__GOAL__
Repeat all entries exactly.

# START OF DATA SECTION

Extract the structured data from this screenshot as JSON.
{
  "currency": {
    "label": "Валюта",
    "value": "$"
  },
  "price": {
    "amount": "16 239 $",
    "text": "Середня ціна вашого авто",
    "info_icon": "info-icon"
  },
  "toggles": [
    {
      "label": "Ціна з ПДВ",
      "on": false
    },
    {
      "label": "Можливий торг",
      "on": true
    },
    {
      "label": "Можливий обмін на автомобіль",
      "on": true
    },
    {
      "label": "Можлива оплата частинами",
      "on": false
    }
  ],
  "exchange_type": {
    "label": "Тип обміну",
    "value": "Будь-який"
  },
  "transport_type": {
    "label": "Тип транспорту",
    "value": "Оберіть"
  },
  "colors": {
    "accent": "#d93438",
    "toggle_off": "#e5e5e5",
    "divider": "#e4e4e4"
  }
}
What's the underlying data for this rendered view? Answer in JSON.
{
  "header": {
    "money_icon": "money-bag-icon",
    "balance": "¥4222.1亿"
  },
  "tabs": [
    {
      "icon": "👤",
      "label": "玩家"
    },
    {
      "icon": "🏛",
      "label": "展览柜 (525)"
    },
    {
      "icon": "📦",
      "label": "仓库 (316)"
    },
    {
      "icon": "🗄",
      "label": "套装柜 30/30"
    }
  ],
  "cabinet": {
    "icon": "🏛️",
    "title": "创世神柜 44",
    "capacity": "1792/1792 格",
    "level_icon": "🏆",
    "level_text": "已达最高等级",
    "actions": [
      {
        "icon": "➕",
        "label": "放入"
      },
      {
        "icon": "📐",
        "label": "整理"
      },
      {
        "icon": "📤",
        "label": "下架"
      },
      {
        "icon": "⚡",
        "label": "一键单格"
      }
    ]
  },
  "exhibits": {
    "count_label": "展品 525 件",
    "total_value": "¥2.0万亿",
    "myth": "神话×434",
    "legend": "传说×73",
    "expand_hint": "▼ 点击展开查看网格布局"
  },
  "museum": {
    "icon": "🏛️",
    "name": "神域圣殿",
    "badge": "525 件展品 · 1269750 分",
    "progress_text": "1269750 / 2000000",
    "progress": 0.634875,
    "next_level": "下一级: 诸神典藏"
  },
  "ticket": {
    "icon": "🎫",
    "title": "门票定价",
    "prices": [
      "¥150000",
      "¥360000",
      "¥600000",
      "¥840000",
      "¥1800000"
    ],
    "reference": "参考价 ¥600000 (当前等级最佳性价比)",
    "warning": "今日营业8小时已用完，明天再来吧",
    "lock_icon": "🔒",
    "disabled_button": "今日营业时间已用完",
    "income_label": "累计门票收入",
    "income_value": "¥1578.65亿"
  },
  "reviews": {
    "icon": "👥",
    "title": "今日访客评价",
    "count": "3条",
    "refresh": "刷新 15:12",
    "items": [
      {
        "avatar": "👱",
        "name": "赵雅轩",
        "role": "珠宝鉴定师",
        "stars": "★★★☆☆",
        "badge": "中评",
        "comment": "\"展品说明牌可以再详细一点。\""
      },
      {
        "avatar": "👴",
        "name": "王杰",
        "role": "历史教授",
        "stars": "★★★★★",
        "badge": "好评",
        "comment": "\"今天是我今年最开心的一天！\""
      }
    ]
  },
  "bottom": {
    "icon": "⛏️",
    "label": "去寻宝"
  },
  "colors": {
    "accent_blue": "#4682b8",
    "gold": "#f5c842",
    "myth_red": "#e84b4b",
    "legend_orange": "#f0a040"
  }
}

# END OF DATA SECTION

__ANSWER TO THIS PROBLEM__
Extract the structured data from this screenshot as JSON.
{
  "currency": {
    "label": "Валюта",
    "value": "$"
  },
  "price": {
    "amount": "16 239 $",
    "text": "Середня ціна вашого авто",
    "info_icon": "info-icon"
  },
  "toggles": [
    {
      "label": "Ціна з ПДВ",
      "on": false
    },
    {
      "label": "Можливий торг",
      "on": true
    },
    {
      "label": "Можливий обмін на автомобіль",
      "on": true
    },
    {
      "label": "Можлива оплата частинами",
      "on": false
    }
  ],
  "exchange_type": {
    "label": "Тип обміну",
    "value": "Будь-який"
  },
  "transport_type": {
    "label": "Тип транспорту",
    "value": "Оберіть"
  },
  "colors": {
    "accent": "#d93438",
    "toggle_off": "#e5e5e5",
    "divider": "#e4e4e4"
  }
}
What's the underlying data for this rendered view? Answer in JSON.
{
  "header": {
    "money_icon": "money-bag-icon",
    "balance": "¥4222.1亿"
  },
  "tabs": [
    {
      "icon": "👤",
      "label": "玩家"
    },
    {
      "icon": "🏛",
      "label": "展览柜 (525)"
    },
    {
      "icon": "📦",
      "label": "仓库 (316)"
    },
    {
      "icon": "🗄",
      "label": "套装柜 30/30"
    }
  ],
  "cabinet": {
    "icon": "🏛️",
    "title": "创世神柜 44",
    "capacity": "1792/1792 格",
    "level_icon": "🏆",
    "level_text": "已达最高等级",
    "actions": [
      {
        "icon": "➕",
        "label": "放入"
      },
      {
        "icon": "📐",
        "label": "整理"
      },
      {
        "icon": "📤",
        "label": "下架"
      },
      {
        "icon": "⚡",
        "label": "一键单格"
      }
    ]
  },
  "exhibits": {
    "count_label": "展品 525 件",
    "total_value": "¥2.0万亿",
    "myth": "神话×434",
    "legend": "传说×73",
    "expand_hint": "▼ 点击展开查看网格布局"
  },
  "museum": {
    "icon": "🏛️",
    "name": "神域圣殿",
    "badge": "525 件展品 · 1269750 分",
    "progress_text": "1269750 / 2000000",
    "progress": 0.634875,
    "next_level": "下一级: 诸神典藏"
  },
  "ticket": {
    "icon": "🎫",
    "title": "门票定价",
    "prices": [
      "¥150000",
      "¥360000",
      "¥600000",
      "¥840000",
      "¥1800000"
    ],
    "reference": "参考价 ¥600000 (当前等级最佳性价比)",
    "warning": "今日营业8小时已用完，明天再来吧",
    "lock_icon": "🔒",
    "disabled_button": "今日营业时间已用完",
    "income_label": "累计门票收入",
    "income_value": "¥1578.65亿"
  },
  "reviews": {
    "icon": "👥",
    "title": "今日访客评价",
    "count": "3条",
    "refresh": "刷新 15:12",
    "items": [
      {
        "avatar": "👱",
        "name": "赵雅轩",
        "role": "珠宝鉴定师",
        "stars": "★★★☆☆",
        "badge": "中评",
        "comment": "\"展品说明牌可以再详细一点。\""
      },
      {
        "avatar": "👴",
        "name": "王杰",
        "role": "历史教授",
        "stars": "★★★★★",
        "badge": "好评",
        "comment": "\"今天是我今年最开心的一天！\""
      }
    ]
  },
  "bottom": {
    "icon": "⛏️",
    "label": "去寻宝"
  },
  "colors": {
    "accent_blue": "#4682b8",
    "gold": "#f5c842",
    "myth_red": "#e84b4b",
    "legend_orange": "#f0a040"
  }
}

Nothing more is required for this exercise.